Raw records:
┄┄┄┄┄┄
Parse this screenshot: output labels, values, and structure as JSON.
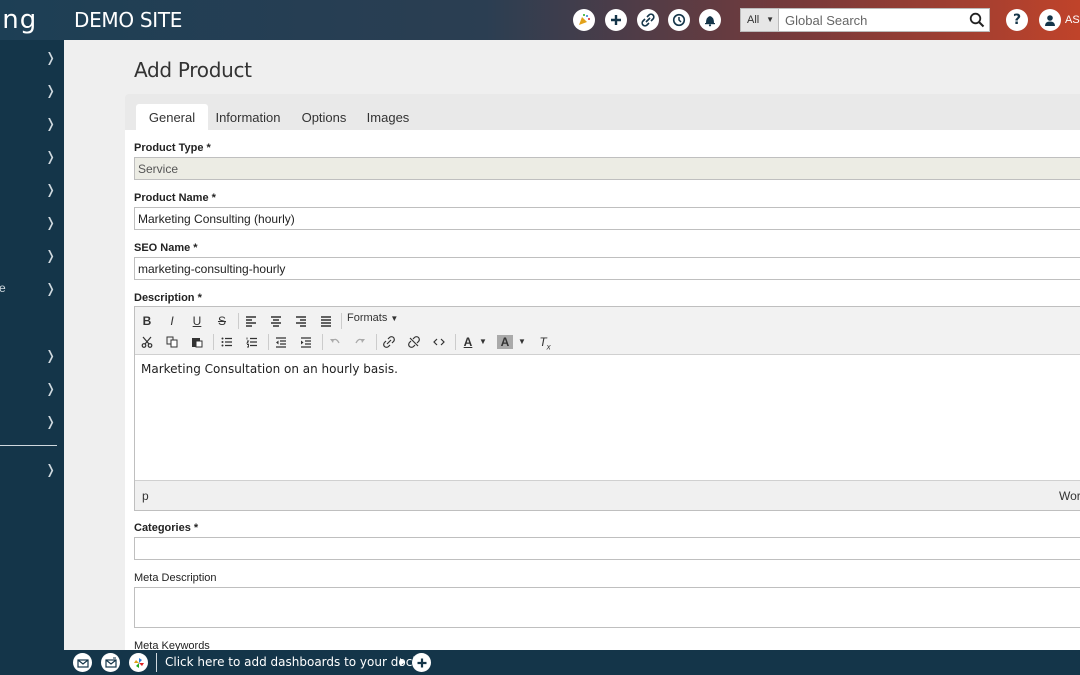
{
  "app": {
    "logo_fragment": "ing",
    "site_title": "DEMO SITE",
    "user_name_fragment": "AS"
  },
  "topbar": {
    "icons": [
      "party-icon",
      "plus-icon",
      "link-icon",
      "history-icon",
      "bell-icon"
    ],
    "search": {
      "scope": "All",
      "placeholder": "Global Search"
    },
    "help_icon": "question-icon",
    "user_icon": "user-icon"
  },
  "sidebar": {
    "items": [
      {
        "label": ""
      },
      {
        "label": ""
      },
      {
        "label": ""
      },
      {
        "label": ""
      },
      {
        "label": ""
      },
      {
        "label": ""
      },
      {
        "label": ""
      },
      {
        "label": "e"
      },
      {
        "label": ""
      },
      {
        "label": ""
      },
      {
        "label": ""
      },
      {
        "label": ""
      }
    ]
  },
  "page": {
    "title": "Add Product"
  },
  "tabs": [
    {
      "label": "General",
      "active": true
    },
    {
      "label": "Information",
      "active": false
    },
    {
      "label": "Options",
      "active": false
    },
    {
      "label": "Images",
      "active": false
    }
  ],
  "form": {
    "product_type": {
      "label": "Product Type *",
      "value": "Service"
    },
    "product_name": {
      "label": "Product Name *",
      "value": "Marketing Consulting (hourly)"
    },
    "seo_name": {
      "label": "SEO Name *",
      "value": "marketing-consulting-hourly"
    },
    "description": {
      "label": "Description *",
      "formats_label": "Formats",
      "content": "Marketing Consultation on an hourly basis.",
      "path": "p",
      "word_count_fragment": "Wor"
    },
    "categories": {
      "label": "Categories *",
      "value": ""
    },
    "meta_description": {
      "label": "Meta Description",
      "value": ""
    },
    "meta_keywords": {
      "label": "Meta Keywords"
    }
  },
  "editor_toolbar": {
    "bold": "B",
    "italic": "I",
    "underline": "U",
    "strike": "S",
    "text_color": "A",
    "bg_color": "A",
    "clear_format": "T"
  },
  "dock": {
    "text": "Click here to add dashboards to your dock"
  },
  "colors": {
    "sidebar_bg": "#143549",
    "topbar_left": "#1d3f55",
    "topbar_right": "#c0432a"
  }
}
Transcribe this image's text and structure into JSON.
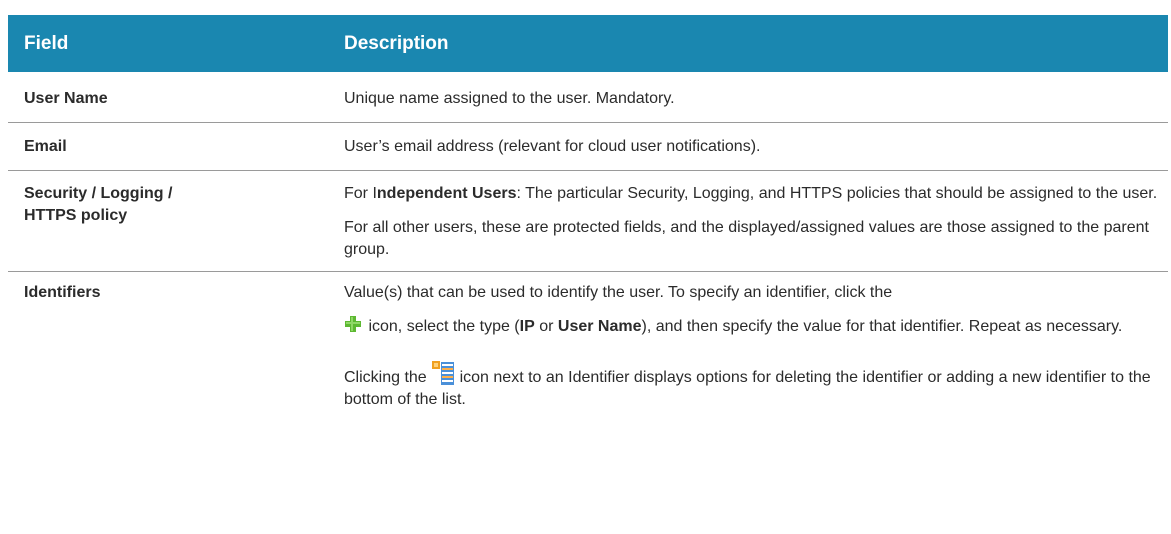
{
  "table": {
    "headers": {
      "field": "Field",
      "description": "Description"
    },
    "rows": {
      "user_name": {
        "field": "User Name",
        "description": "Unique name assigned to the user. Mandatory."
      },
      "email": {
        "field": "Email",
        "description": "User’s email address (relevant for cloud user notifications)."
      },
      "policy": {
        "field_line1": "Security / Logging /",
        "field_line2": "HTTPS policy",
        "p1_prefix": "For I",
        "p1_bold": "ndependent Users",
        "p1_suffix": ": The particular Security, Logging, and HTTPS policies that should be assigned to the user.",
        "p2": "For all other users, these are protected fields, and the displayed/assigned values are those assigned to the parent group."
      },
      "identifiers": {
        "field": "Identifiers",
        "p1": "Value(s) that can be used to identify the user. To specify an identifier, click the",
        "p2_icon": "plus-icon",
        "p2_a": " icon, select the type (",
        "p2_bold1": "IP",
        "p2_b": " or ",
        "p2_bold2": "User Name",
        "p2_c": "), and then specify the value for that identifier. Repeat as necessary.",
        "p3_a": "Clicking the ",
        "p3_icon": "list-menu-icon",
        "p3_b": " icon next to an Identifier displays options for deleting the identifier or adding a new identifier to the bottom of the list."
      }
    }
  },
  "colors": {
    "header_bg": "#1a87b0",
    "header_text": "#ffffff",
    "row_divider": "#9a9a9a",
    "plus_green": "#5db832",
    "menu_orange": "#f0a020",
    "menu_blue": "#4a90d9"
  }
}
┄┄┄┄┄┄
* _PROBLEM STATEMENT_
Copy all the data exactly as written, but skip any picture.

* _OUTPUT OF THE EXERCISE_
Parse this screenshot: output labels, values, and structure as JSON.
{
  "app": {
    "logo_fragment": "ing",
    "site_title": "DEMO SITE",
    "user_name_fragment": "AS"
  },
  "topbar": {
    "icons": [
      "party-icon",
      "plus-icon",
      "link-icon",
      "history-icon",
      "bell-icon"
    ],
    "search": {
      "scope": "All",
      "placeholder": "Global Search"
    },
    "help_icon": "question-icon",
    "user_icon": "user-icon"
  },
  "sidebar": {
    "items": [
      {
        "label": ""
      },
      {
        "label": ""
      },
      {
        "label": ""
      },
      {
        "label": ""
      },
      {
        "label": ""
      },
      {
        "label": ""
      },
      {
        "label": ""
      },
      {
        "label": "e"
      },
      {
        "label": ""
      },
      {
        "label": ""
      },
      {
        "label": ""
      },
      {
        "label": ""
      }
    ]
  },
  "page": {
    "title": "Add Product"
  },
  "tabs": [
    {
      "label": "General",
      "active": true
    },
    {
      "label": "Information",
      "active": false
    },
    {
      "label": "Options",
      "active": false
    },
    {
      "label": "Images",
      "active": false
    }
  ],
  "form": {
    "product_type": {
      "label": "Product Type *",
      "value": "Service"
    },
    "product_name": {
      "label": "Product Name *",
      "value": "Marketing Consulting (hourly)"
    },
    "seo_name": {
      "label": "SEO Name *",
      "value": "marketing-consulting-hourly"
    },
    "description": {
      "label": "Description *",
      "formats_label": "Formats",
      "content": "Marketing Consultation on an hourly basis.",
      "path": "p",
      "word_count_fragment": "Wor"
    },
    "categories": {
      "label": "Categories *",
      "value": ""
    },
    "meta_description": {
      "label": "Meta Description",
      "value": ""
    },
    "meta_keywords": {
      "label": "Meta Keywords"
    }
  },
  "editor_toolbar": {
    "bold": "B",
    "italic": "I",
    "underline": "U",
    "strike": "S",
    "text_color": "A",
    "bg_color": "A",
    "clear_format": "T"
  },
  "dock": {
    "text": "Click here to add dashboards to your dock"
  },
  "colors": {
    "sidebar_bg": "#143549",
    "topbar_left": "#1d3f55",
    "topbar_right": "#c0432a"
  }
}
Transcribe this image's text and structure into JSON.
{
  "table": {
    "headers": {
      "field": "Field",
      "description": "Description"
    },
    "rows": {
      "user_name": {
        "field": "User Name",
        "description": "Unique name assigned to the user. Mandatory."
      },
      "email": {
        "field": "Email",
        "description": "User’s email address (relevant for cloud user notifications)."
      },
      "policy": {
        "field_line1": "Security / Logging /",
        "field_line2": "HTTPS policy",
        "p1_prefix": "For I",
        "p1_bold": "ndependent Users",
        "p1_suffix": ": The particular Security, Logging, and HTTPS policies that should be assigned to the user.",
        "p2": "For all other users, these are protected fields, and the displayed/assigned values are those assigned to the parent group."
      },
      "identifiers": {
        "field": "Identifiers",
        "p1": "Value(s) that can be used to identify the user. To specify an identifier, click the",
        "p2_icon": "plus-icon",
        "p2_a": " icon, select the type (",
        "p2_bold1": "IP",
        "p2_b": " or ",
        "p2_bold2": "User Name",
        "p2_c": "), and then specify the value for that identifier. Repeat as necessary.",
        "p3_a": "Clicking the ",
        "p3_icon": "list-menu-icon",
        "p3_b": " icon next to an Identifier displays options for deleting the identifier or adding a new identifier to the bottom of the list."
      }
    }
  },
  "colors": {
    "header_bg": "#1a87b0",
    "header_text": "#ffffff",
    "row_divider": "#9a9a9a",
    "plus_green": "#5db832",
    "menu_orange": "#f0a020",
    "menu_blue": "#4a90d9"
  }
}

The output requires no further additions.